[Dataset items]
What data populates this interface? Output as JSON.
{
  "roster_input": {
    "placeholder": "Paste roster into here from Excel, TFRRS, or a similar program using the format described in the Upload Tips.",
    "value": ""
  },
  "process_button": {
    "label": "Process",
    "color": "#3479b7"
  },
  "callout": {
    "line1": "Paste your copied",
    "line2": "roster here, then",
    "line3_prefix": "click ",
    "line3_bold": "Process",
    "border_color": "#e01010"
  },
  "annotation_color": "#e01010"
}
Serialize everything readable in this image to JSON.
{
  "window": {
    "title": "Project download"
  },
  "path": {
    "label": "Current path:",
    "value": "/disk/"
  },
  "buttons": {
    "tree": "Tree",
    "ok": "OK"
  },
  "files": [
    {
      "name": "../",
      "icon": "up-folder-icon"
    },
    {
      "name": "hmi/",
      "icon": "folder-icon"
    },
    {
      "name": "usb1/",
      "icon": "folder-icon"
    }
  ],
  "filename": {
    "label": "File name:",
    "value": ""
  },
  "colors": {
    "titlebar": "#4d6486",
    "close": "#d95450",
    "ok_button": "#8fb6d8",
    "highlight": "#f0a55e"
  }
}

**Task prompt:** Please quote the data above in full, with no line missing.

**Completed exercise:**
What data populates this interface? Output as JSON.
{
  "roster_input": {
    "placeholder": "Paste roster into here from Excel, TFRRS, or a similar program using the format described in the Upload Tips.",
    "value": ""
  },
  "process_button": {
    "label": "Process",
    "color": "#3479b7"
  },
  "callout": {
    "line1": "Paste your copied",
    "line2": "roster here, then",
    "line3_prefix": "click ",
    "line3_bold": "Process",
    "border_color": "#e01010"
  },
  "annotation_color": "#e01010"
}
Serialize everything readable in this image to JSON.
{
  "window": {
    "title": "Project download"
  },
  "path": {
    "label": "Current path:",
    "value": "/disk/"
  },
  "buttons": {
    "tree": "Tree",
    "ok": "OK"
  },
  "files": [
    {
      "name": "../",
      "icon": "up-folder-icon"
    },
    {
      "name": "hmi/",
      "icon": "folder-icon"
    },
    {
      "name": "usb1/",
      "icon": "folder-icon"
    }
  ],
  "filename": {
    "label": "File name:",
    "value": ""
  },
  "colors": {
    "titlebar": "#4d6486",
    "close": "#d95450",
    "ok_button": "#8fb6d8",
    "highlight": "#f0a55e"
  }
}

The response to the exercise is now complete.